* _L'exercice_: Dans l'extrait fourni ci-dessous sur l'innovation technologique, à quels trois services la box triple play donne-t-elle accès simultanément ?

L’innovation technologique la plus renversante ne saurait sortir des entreprises qui maîtrisent déjà parfaitement tous les codes d’un domaine ou d’un produit. Les secteurs des télécommunications et de l’informatique l’ont pointé du doigt, le secteur de l’automobile le confirme encore une fois.
Des cris de fureurs et un énervement marqué contre ses équipes d’ingénieurs. Ainsi avait réagi le PDG de France Telecom lorsqu’il avait réalisé qu’une bande de copains avait conçu et sorti sur le marché le produit sur lequel des centaines parmi les meilleurs ingénieurs télécom français planchait depuis des années : une box triple play, offrant simultanément accès à Internet, au téléphone et à la télévision.

* _Bloc de données_:
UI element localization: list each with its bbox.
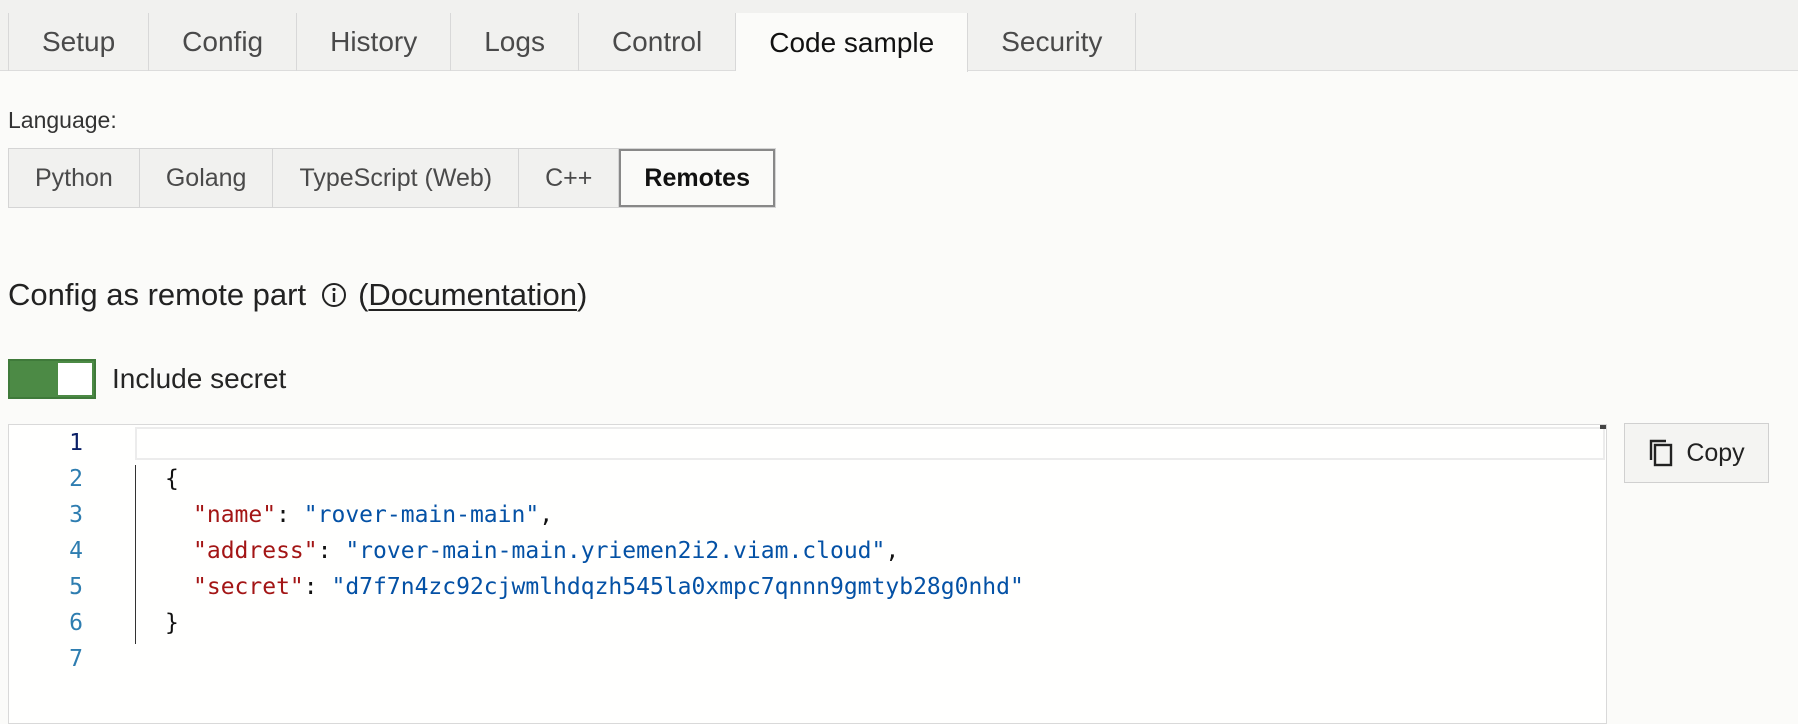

* _Réponse à l'exercice_: Elle donne accès à Internet, au téléphone et à la télévision.